--- start Given data ---

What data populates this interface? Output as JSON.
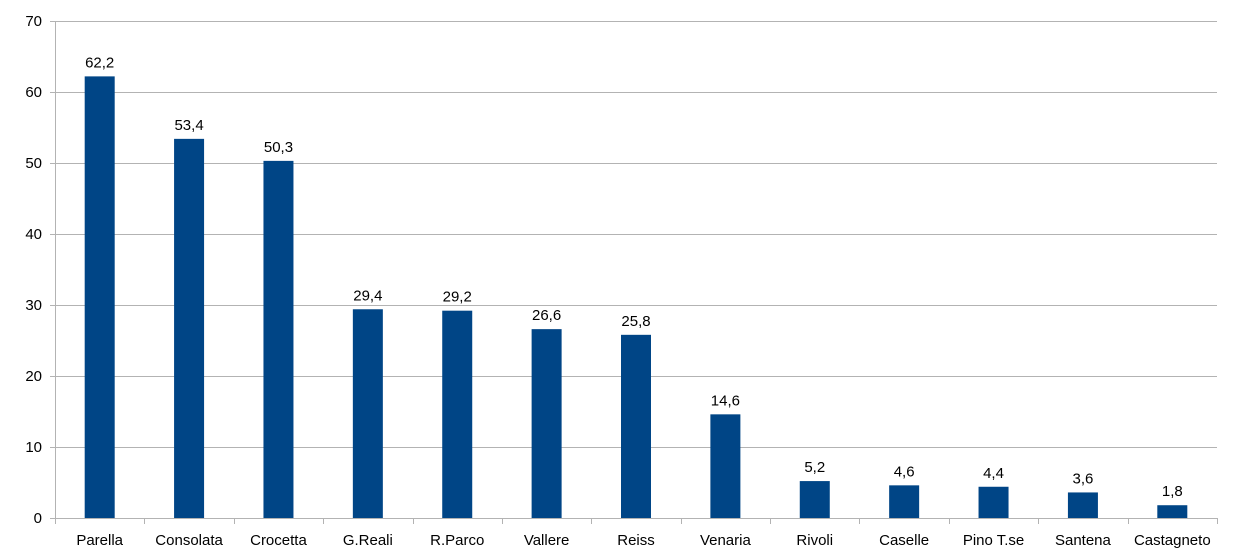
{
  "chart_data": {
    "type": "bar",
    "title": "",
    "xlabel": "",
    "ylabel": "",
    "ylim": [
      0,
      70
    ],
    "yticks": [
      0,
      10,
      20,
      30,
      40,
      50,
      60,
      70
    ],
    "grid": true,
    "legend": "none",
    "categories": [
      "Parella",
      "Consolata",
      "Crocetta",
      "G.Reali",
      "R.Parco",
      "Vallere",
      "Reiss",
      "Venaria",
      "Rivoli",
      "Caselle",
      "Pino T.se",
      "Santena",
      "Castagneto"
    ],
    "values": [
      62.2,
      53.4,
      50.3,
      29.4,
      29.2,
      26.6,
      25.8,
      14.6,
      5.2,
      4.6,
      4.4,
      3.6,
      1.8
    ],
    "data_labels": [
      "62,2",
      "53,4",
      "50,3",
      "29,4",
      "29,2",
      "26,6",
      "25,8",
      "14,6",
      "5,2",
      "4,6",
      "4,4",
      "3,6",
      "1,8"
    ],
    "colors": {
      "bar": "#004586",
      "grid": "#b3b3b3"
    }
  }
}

--- end Given data ---

■ Exercise instructions: Make an exact copy of all the material, but keep the pictures out of it.

■ Answer in full:
What data populates this interface? Output as JSON.
{
  "chart_data": {
    "type": "bar",
    "title": "",
    "xlabel": "",
    "ylabel": "",
    "ylim": [
      0,
      70
    ],
    "yticks": [
      0,
      10,
      20,
      30,
      40,
      50,
      60,
      70
    ],
    "grid": true,
    "legend": "none",
    "categories": [
      "Parella",
      "Consolata",
      "Crocetta",
      "G.Reali",
      "R.Parco",
      "Vallere",
      "Reiss",
      "Venaria",
      "Rivoli",
      "Caselle",
      "Pino T.se",
      "Santena",
      "Castagneto"
    ],
    "values": [
      62.2,
      53.4,
      50.3,
      29.4,
      29.2,
      26.6,
      25.8,
      14.6,
      5.2,
      4.6,
      4.4,
      3.6,
      1.8
    ],
    "data_labels": [
      "62,2",
      "53,4",
      "50,3",
      "29,4",
      "29,2",
      "26,6",
      "25,8",
      "14,6",
      "5,2",
      "4,6",
      "4,4",
      "3,6",
      "1,8"
    ],
    "colors": {
      "bar": "#004586",
      "grid": "#b3b3b3"
    }
  }
}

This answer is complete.